WHAT IS NEEDED.
All the records that follow need to be reproduced exactly. Omit the images.

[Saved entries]
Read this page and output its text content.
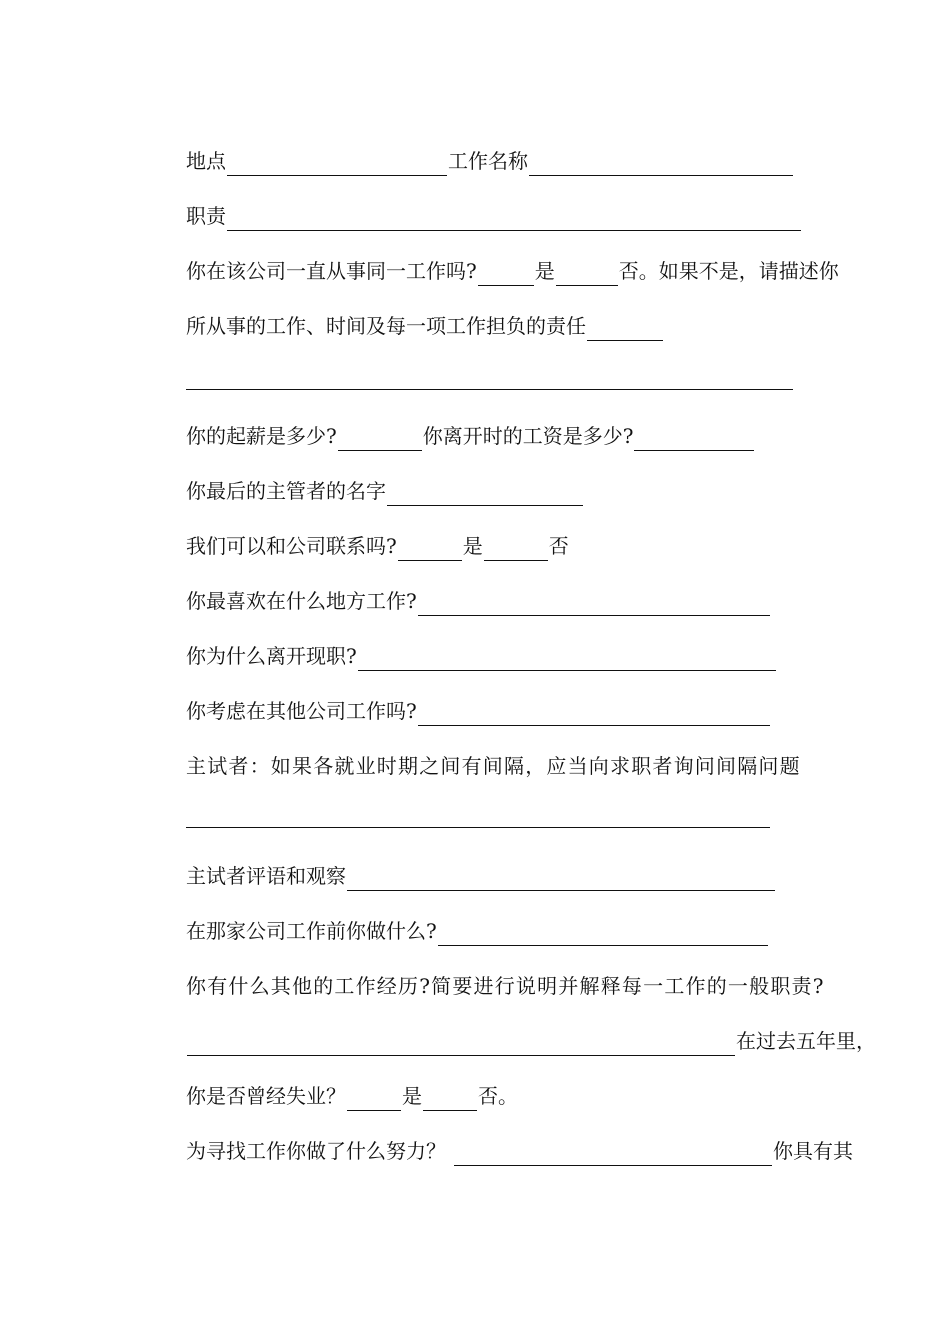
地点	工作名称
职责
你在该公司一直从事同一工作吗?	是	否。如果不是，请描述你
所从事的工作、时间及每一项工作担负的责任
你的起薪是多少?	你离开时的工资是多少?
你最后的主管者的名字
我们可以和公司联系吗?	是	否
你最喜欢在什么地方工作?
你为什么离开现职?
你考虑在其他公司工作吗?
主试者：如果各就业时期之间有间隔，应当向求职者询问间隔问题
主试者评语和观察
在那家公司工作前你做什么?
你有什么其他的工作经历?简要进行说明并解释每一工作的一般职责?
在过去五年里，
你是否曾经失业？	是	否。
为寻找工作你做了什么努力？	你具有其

WRITTEN RESPONSE.
Read this page and output its text content.
地点	工作名称
职责
你在该公司一直从事同一工作吗?	是	否。如果不是，请描述你
所从事的工作、时间及每一项工作担负的责任
你的起薪是多少?	你离开时的工资是多少?
你最后的主管者的名字
我们可以和公司联系吗?	是	否
你最喜欢在什么地方工作?
你为什么离开现职?
你考虑在其他公司工作吗?
主试者：如果各就业时期之间有间隔，应当向求职者询问间隔问题
主试者评语和观察
在那家公司工作前你做什么?
你有什么其他的工作经历?简要进行说明并解释每一工作的一般职责?
在过去五年里，
你是否曾经失业？	是	否。
为寻找工作你做了什么努力？	你具有其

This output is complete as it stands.